DATA ENTRIES:

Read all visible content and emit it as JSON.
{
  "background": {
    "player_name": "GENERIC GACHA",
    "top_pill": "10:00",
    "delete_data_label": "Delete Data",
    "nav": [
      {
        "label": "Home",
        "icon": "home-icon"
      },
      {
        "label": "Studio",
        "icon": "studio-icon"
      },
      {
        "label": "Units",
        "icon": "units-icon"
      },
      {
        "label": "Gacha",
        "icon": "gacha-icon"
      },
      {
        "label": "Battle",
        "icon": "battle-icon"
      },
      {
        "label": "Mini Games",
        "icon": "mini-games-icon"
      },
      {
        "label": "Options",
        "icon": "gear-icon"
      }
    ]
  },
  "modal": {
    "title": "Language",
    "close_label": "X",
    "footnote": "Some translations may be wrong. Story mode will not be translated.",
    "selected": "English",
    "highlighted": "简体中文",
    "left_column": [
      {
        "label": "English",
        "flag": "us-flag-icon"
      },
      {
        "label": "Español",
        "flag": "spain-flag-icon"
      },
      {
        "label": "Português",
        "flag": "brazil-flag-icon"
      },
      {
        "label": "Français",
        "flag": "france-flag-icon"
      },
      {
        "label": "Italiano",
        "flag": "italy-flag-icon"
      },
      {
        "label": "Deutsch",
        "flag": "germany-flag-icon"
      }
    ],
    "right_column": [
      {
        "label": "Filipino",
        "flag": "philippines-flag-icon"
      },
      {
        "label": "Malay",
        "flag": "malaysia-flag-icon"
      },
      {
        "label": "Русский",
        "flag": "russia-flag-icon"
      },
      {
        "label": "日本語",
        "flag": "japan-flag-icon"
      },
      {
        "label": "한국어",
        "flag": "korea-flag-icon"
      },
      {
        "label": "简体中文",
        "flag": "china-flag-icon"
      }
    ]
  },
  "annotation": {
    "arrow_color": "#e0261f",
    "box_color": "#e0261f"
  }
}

REQUIRED WORK: Select and copy every line of the material that holds the string "flag".

EXPECTED OUTPUT:
        "flag": "us-flag-icon"
        "flag": "spain-flag-icon"
        "flag": "brazil-flag-icon"
        "flag": "france-flag-icon"
        "flag": "italy-flag-icon"
        "flag": "germany-flag-icon"
        "flag": "philippines-flag-icon"
        "flag": "malaysia-flag-icon"
        "flag": "russia-flag-icon"
        "flag": "japan-flag-icon"
        "flag": "korea-flag-icon"
        "flag": "china-flag-icon"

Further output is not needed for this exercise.